* WRITTEN INSTRUCTION
Pull every line holding the string "előrejelzések" from the records below.

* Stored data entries
--- Begin ---
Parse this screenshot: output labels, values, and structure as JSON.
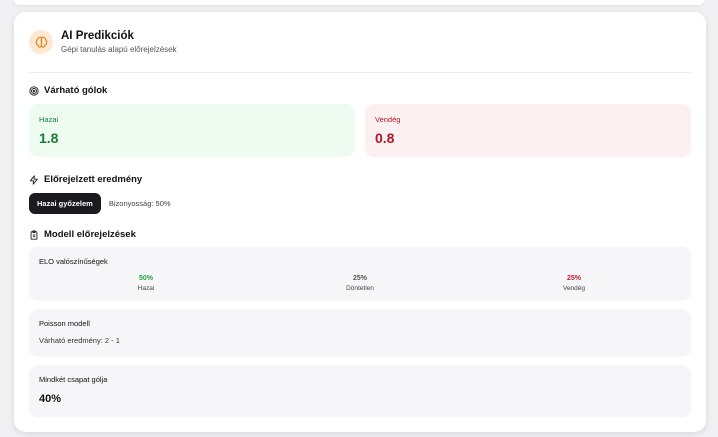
{
  "header": {
    "title": "AI Predikciók",
    "subtitle": "Gépi tanulás alapú előrejelzések",
    "icon": "brain-icon"
  },
  "expected_goals": {
    "title": "Várható gólok",
    "home_label": "Hazai",
    "home_value": "1.8",
    "away_label": "Vendég",
    "away_value": "0.8"
  },
  "predicted_result": {
    "title": "Előrejelzett eredmény",
    "outcome": "Hazai győzelem",
    "confidence": "Bizonyosság: 50%"
  },
  "model_predictions": {
    "title": "Modell előrejelzések",
    "elo": {
      "title": "ELO valószínűségek",
      "items": [
        {
          "pct": "50%",
          "label": "Hazai"
        },
        {
          "pct": "25%",
          "label": "Döntetlen"
        },
        {
          "pct": "25%",
          "label": "Vendég"
        }
      ]
    },
    "poisson": {
      "title": "Poisson modell",
      "text": "Várható eredmény: 2 - 1"
    },
    "btts": {
      "title": "Mindkét csapat gólja",
      "value": "40%"
    }
  },
  "colors": {
    "home": "#1c7a3b",
    "away": "#b0182a",
    "accent_bg": "#fde8d2"
  }
}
--- End ---
* COMPLETED EXERCISE
    "subtitle": "Gépi tanulás alapú előrejelzések",
    "title": "Modell előrejelzések",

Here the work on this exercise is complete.